* _PROBLEM TO WORK ON_
List every line in this data where the string "Please" occurs.

:::::

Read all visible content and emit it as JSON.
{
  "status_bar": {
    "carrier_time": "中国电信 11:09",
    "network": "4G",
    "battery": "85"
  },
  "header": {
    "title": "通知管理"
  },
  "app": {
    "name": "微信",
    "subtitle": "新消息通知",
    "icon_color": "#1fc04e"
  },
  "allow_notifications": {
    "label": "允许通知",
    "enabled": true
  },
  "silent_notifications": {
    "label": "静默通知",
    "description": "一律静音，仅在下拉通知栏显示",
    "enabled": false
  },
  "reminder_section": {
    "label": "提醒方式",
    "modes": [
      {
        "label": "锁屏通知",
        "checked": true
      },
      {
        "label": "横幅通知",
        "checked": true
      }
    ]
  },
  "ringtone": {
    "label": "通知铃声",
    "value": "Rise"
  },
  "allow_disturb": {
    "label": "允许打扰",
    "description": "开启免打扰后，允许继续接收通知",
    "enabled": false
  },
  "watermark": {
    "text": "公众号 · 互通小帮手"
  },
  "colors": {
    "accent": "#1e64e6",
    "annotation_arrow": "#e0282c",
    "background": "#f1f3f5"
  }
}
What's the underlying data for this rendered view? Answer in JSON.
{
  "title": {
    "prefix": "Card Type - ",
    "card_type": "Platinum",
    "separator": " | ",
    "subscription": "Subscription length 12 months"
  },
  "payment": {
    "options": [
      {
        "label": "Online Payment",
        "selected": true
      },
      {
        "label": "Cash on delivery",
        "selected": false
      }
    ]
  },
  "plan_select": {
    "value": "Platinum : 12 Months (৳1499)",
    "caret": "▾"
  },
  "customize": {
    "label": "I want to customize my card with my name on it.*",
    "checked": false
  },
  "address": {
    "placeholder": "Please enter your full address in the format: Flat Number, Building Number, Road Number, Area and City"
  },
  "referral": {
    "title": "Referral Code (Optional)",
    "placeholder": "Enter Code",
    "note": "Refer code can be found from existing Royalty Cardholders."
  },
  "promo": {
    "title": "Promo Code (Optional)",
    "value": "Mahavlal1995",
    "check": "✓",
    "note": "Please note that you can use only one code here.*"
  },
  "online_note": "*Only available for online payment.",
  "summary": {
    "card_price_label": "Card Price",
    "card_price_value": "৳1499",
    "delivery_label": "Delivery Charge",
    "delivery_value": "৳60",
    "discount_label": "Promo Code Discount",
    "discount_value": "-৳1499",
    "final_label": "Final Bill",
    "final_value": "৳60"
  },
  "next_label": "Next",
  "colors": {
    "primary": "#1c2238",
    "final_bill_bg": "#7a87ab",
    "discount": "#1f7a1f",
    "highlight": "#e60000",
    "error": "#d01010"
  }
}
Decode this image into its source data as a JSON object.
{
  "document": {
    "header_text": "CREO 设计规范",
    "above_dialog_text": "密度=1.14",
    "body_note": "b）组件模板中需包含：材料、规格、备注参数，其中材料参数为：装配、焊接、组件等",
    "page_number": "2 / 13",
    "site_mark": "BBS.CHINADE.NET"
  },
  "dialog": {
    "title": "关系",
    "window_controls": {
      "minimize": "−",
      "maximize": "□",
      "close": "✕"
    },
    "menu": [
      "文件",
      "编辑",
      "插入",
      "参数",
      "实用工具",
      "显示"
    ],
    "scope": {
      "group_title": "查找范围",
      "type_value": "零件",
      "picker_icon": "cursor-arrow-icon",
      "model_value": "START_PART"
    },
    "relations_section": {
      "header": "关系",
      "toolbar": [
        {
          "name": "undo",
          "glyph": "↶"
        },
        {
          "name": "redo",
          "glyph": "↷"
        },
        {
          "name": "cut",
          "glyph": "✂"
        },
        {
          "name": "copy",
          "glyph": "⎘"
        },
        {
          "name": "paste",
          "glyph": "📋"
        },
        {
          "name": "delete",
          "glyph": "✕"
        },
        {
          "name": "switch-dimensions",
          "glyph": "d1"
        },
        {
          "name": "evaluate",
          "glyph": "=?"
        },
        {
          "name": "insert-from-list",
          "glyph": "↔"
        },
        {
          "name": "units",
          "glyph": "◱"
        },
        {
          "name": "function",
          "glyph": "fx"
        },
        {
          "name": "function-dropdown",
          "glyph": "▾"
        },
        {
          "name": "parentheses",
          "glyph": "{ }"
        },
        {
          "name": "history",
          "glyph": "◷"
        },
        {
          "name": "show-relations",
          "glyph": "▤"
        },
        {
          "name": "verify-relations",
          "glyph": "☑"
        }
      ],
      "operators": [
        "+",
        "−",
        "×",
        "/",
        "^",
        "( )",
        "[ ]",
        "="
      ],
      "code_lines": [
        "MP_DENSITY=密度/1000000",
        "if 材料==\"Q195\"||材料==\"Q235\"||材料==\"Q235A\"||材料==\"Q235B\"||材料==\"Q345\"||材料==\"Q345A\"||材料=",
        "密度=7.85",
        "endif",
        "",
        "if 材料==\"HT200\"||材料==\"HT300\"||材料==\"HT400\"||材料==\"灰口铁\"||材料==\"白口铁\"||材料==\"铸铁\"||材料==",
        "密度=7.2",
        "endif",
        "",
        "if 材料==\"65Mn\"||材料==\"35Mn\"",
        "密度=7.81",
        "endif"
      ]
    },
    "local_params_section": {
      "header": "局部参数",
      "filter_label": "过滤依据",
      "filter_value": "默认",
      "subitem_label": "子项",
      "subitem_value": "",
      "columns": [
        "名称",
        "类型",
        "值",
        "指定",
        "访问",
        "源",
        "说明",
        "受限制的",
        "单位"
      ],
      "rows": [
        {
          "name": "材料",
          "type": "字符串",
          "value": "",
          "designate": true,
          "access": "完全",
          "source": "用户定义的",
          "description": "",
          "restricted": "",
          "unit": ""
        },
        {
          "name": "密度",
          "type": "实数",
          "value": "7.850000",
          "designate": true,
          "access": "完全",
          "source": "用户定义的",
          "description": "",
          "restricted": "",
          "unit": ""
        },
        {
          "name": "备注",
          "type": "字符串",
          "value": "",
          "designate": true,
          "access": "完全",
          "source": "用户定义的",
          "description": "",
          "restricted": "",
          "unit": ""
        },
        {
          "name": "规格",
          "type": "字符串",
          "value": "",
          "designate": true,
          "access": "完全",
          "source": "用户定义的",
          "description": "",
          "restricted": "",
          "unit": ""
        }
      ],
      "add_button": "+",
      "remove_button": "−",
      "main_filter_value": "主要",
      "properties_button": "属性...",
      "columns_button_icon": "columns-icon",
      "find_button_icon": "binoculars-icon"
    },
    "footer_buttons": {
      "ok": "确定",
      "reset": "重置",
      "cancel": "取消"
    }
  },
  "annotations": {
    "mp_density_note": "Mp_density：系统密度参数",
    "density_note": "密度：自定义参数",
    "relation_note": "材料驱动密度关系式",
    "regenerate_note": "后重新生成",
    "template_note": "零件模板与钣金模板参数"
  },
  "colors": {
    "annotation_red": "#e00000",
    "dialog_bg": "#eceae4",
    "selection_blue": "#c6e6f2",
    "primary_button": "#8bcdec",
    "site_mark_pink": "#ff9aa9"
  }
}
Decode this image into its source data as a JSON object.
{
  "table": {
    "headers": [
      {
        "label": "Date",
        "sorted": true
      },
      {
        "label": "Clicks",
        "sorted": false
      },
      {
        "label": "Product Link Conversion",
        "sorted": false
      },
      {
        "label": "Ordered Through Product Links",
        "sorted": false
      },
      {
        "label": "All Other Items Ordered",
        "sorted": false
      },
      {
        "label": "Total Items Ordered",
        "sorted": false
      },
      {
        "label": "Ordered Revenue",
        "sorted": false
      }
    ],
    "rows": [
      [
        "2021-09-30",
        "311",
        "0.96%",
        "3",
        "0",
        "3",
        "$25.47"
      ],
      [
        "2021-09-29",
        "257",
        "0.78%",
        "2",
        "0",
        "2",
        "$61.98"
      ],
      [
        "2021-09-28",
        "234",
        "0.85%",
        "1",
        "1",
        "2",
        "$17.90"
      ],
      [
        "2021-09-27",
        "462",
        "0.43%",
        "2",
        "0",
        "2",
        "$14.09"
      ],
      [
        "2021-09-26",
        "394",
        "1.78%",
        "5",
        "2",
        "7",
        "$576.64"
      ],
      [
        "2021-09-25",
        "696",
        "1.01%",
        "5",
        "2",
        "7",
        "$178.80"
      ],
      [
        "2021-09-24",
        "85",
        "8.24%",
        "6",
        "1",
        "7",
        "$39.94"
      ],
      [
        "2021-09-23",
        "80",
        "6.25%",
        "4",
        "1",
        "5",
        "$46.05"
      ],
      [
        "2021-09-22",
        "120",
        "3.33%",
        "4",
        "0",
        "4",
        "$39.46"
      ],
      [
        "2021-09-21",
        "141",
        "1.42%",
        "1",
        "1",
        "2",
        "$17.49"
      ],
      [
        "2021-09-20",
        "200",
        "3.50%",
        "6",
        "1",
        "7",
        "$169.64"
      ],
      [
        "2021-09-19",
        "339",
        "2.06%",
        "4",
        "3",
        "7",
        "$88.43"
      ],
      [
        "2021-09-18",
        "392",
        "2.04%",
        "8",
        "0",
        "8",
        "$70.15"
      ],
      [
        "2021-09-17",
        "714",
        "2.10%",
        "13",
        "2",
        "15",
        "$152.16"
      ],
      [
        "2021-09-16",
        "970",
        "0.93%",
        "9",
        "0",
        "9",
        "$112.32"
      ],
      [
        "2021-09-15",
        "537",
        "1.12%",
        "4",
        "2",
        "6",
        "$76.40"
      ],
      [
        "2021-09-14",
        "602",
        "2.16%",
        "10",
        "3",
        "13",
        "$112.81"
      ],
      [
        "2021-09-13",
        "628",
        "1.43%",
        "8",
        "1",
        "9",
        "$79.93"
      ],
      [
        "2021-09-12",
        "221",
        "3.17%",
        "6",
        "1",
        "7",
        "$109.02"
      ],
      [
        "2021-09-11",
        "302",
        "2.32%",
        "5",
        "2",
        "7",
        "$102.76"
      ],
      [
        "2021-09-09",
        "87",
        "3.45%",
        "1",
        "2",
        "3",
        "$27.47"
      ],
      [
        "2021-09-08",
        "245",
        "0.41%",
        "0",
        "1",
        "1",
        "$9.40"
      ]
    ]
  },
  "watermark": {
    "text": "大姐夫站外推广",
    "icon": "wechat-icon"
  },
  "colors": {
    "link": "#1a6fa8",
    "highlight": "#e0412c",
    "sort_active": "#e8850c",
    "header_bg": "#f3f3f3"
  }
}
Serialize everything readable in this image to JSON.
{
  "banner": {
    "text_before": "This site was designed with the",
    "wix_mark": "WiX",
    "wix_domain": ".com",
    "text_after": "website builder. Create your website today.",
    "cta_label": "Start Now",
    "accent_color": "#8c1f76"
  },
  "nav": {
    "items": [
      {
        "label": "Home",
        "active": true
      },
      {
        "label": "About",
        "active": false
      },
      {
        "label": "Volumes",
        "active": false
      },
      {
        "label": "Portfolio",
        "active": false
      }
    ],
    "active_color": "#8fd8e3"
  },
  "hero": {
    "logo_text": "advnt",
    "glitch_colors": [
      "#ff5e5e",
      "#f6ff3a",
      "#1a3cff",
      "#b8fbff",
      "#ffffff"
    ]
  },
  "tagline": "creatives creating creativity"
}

:::::

* _TASK OUTPUT_
    "placeholder": "Please enter your full address in the format: Flat Number, Building Number, Road Number, Area and City"
    "note": "Please note that you can use only one code here.*"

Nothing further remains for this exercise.